▼▼▼

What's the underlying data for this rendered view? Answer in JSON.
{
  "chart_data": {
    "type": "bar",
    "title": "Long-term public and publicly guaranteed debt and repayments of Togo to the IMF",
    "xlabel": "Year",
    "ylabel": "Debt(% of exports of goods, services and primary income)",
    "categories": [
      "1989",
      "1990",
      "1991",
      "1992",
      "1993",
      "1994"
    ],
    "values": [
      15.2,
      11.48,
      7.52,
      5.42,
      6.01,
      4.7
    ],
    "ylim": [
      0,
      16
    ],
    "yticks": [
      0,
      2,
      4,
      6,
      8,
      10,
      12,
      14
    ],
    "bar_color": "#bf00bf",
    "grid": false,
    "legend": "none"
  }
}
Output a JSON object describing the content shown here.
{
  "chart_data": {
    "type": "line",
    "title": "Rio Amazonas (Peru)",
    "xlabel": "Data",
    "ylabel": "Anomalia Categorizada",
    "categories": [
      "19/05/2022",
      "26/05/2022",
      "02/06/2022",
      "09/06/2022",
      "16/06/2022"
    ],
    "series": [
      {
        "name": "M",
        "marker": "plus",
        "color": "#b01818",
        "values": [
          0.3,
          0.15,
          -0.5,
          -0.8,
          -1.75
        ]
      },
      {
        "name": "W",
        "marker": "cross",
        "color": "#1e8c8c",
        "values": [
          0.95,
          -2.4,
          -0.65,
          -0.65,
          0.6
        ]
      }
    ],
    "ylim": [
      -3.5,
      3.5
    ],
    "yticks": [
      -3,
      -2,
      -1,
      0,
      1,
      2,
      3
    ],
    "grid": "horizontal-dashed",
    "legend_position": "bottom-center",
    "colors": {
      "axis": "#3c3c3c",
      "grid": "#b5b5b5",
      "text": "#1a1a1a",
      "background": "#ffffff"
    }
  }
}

▲▲▲

### Instructions for the task
Copy each entry exactly, with nothing added or dropped.

### Result
What's the underlying data for this rendered view? Answer in JSON.
{
  "chart_data": {
    "type": "bar",
    "title": "Long-term public and publicly guaranteed debt and repayments of Togo to the IMF",
    "xlabel": "Year",
    "ylabel": "Debt(% of exports of goods, services and primary income)",
    "categories": [
      "1989",
      "1990",
      "1991",
      "1992",
      "1993",
      "1994"
    ],
    "values": [
      15.2,
      11.48,
      7.52,
      5.42,
      6.01,
      4.7
    ],
    "ylim": [
      0,
      16
    ],
    "yticks": [
      0,
      2,
      4,
      6,
      8,
      10,
      12,
      14
    ],
    "bar_color": "#bf00bf",
    "grid": false,
    "legend": "none"
  }
}
Output a JSON object describing the content shown here.
{
  "chart_data": {
    "type": "line",
    "title": "Rio Amazonas (Peru)",
    "xlabel": "Data",
    "ylabel": "Anomalia Categorizada",
    "categories": [
      "19/05/2022",
      "26/05/2022",
      "02/06/2022",
      "09/06/2022",
      "16/06/2022"
    ],
    "series": [
      {
        "name": "M",
        "marker": "plus",
        "color": "#b01818",
        "values": [
          0.3,
          0.15,
          -0.5,
          -0.8,
          -1.75
        ]
      },
      {
        "name": "W",
        "marker": "cross",
        "color": "#1e8c8c",
        "values": [
          0.95,
          -2.4,
          -0.65,
          -0.65,
          0.6
        ]
      }
    ],
    "ylim": [
      -3.5,
      3.5
    ],
    "yticks": [
      -3,
      -2,
      -1,
      0,
      1,
      2,
      3
    ],
    "grid": "horizontal-dashed",
    "legend_position": "bottom-center",
    "colors": {
      "axis": "#3c3c3c",
      "grid": "#b5b5b5",
      "text": "#1a1a1a",
      "background": "#ffffff"
    }
  }
}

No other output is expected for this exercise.